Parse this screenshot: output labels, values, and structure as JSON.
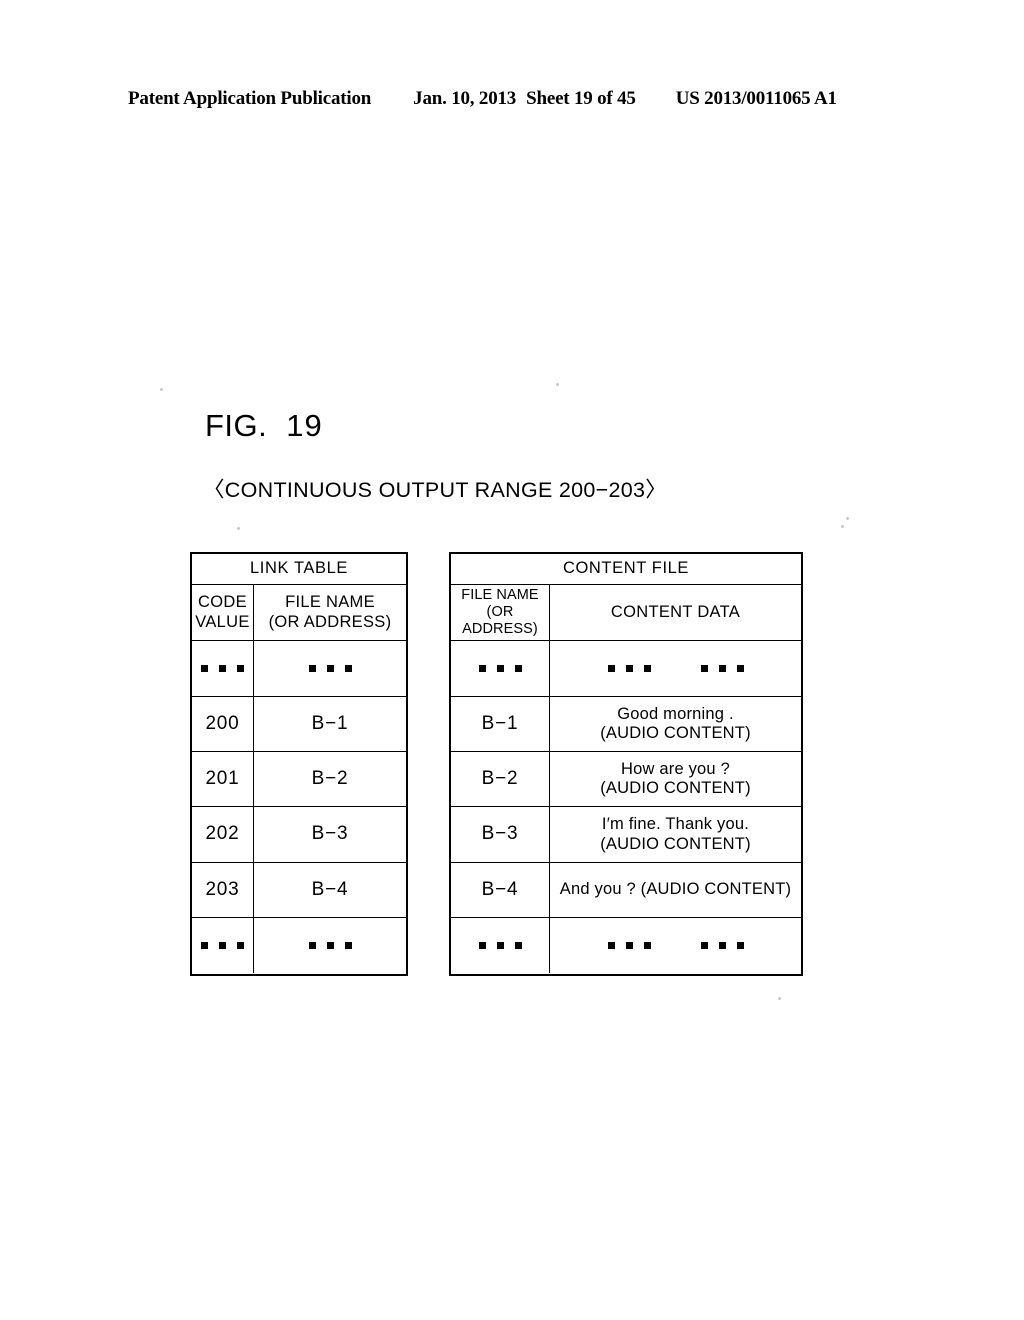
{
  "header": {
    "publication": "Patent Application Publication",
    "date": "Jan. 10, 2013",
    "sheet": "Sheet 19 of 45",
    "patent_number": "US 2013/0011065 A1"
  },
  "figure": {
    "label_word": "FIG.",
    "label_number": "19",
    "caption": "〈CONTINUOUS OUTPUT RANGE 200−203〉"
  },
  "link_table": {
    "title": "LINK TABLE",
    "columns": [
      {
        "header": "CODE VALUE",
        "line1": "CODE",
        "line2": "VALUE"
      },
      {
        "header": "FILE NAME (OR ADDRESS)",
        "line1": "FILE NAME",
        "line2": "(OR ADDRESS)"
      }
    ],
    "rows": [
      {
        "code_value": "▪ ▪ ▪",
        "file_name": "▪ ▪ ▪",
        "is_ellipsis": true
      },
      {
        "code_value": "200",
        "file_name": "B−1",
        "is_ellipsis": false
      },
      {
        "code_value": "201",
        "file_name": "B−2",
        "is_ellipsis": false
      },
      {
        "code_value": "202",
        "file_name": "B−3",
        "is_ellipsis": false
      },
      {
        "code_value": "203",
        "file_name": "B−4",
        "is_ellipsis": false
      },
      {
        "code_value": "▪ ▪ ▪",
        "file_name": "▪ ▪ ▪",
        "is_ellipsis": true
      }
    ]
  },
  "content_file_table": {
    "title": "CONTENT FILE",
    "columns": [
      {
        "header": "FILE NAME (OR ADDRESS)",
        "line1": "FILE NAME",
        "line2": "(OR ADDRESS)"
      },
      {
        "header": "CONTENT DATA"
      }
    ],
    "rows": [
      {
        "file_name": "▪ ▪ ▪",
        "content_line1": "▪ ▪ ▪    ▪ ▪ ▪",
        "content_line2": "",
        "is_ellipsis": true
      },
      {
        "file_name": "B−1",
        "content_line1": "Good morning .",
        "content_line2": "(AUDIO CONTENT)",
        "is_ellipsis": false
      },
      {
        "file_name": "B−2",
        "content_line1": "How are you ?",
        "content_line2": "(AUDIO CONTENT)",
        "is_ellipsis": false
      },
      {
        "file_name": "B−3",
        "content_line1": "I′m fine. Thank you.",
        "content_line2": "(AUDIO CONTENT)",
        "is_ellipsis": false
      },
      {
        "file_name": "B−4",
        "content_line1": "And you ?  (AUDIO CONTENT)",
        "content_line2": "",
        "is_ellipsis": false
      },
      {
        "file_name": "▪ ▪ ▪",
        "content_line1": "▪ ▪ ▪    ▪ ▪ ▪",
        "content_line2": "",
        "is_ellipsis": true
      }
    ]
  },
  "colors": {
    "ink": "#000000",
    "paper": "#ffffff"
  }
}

_ _ _

▸ TASK BRIEF: Copy out the whole listing exactly, and don't carry over any pictures.

▸ IN RESPONSE:
Parse this screenshot: output labels, values, and structure as JSON.
{
  "header": {
    "publication": "Patent Application Publication",
    "date": "Jan. 10, 2013",
    "sheet": "Sheet 19 of 45",
    "patent_number": "US 2013/0011065 A1"
  },
  "figure": {
    "label_word": "FIG.",
    "label_number": "19",
    "caption": "〈CONTINUOUS OUTPUT RANGE 200−203〉"
  },
  "link_table": {
    "title": "LINK TABLE",
    "columns": [
      {
        "header": "CODE VALUE",
        "line1": "CODE",
        "line2": "VALUE"
      },
      {
        "header": "FILE NAME (OR ADDRESS)",
        "line1": "FILE NAME",
        "line2": "(OR ADDRESS)"
      }
    ],
    "rows": [
      {
        "code_value": "▪ ▪ ▪",
        "file_name": "▪ ▪ ▪",
        "is_ellipsis": true
      },
      {
        "code_value": "200",
        "file_name": "B−1",
        "is_ellipsis": false
      },
      {
        "code_value": "201",
        "file_name": "B−2",
        "is_ellipsis": false
      },
      {
        "code_value": "202",
        "file_name": "B−3",
        "is_ellipsis": false
      },
      {
        "code_value": "203",
        "file_name": "B−4",
        "is_ellipsis": false
      },
      {
        "code_value": "▪ ▪ ▪",
        "file_name": "▪ ▪ ▪",
        "is_ellipsis": true
      }
    ]
  },
  "content_file_table": {
    "title": "CONTENT FILE",
    "columns": [
      {
        "header": "FILE NAME (OR ADDRESS)",
        "line1": "FILE NAME",
        "line2": "(OR ADDRESS)"
      },
      {
        "header": "CONTENT DATA"
      }
    ],
    "rows": [
      {
        "file_name": "▪ ▪ ▪",
        "content_line1": "▪ ▪ ▪    ▪ ▪ ▪",
        "content_line2": "",
        "is_ellipsis": true
      },
      {
        "file_name": "B−1",
        "content_line1": "Good morning .",
        "content_line2": "(AUDIO CONTENT)",
        "is_ellipsis": false
      },
      {
        "file_name": "B−2",
        "content_line1": "How are you ?",
        "content_line2": "(AUDIO CONTENT)",
        "is_ellipsis": false
      },
      {
        "file_name": "B−3",
        "content_line1": "I′m fine. Thank you.",
        "content_line2": "(AUDIO CONTENT)",
        "is_ellipsis": false
      },
      {
        "file_name": "B−4",
        "content_line1": "And you ?  (AUDIO CONTENT)",
        "content_line2": "",
        "is_ellipsis": false
      },
      {
        "file_name": "▪ ▪ ▪",
        "content_line1": "▪ ▪ ▪    ▪ ▪ ▪",
        "content_line2": "",
        "is_ellipsis": true
      }
    ]
  },
  "colors": {
    "ink": "#000000",
    "paper": "#ffffff"
  }
}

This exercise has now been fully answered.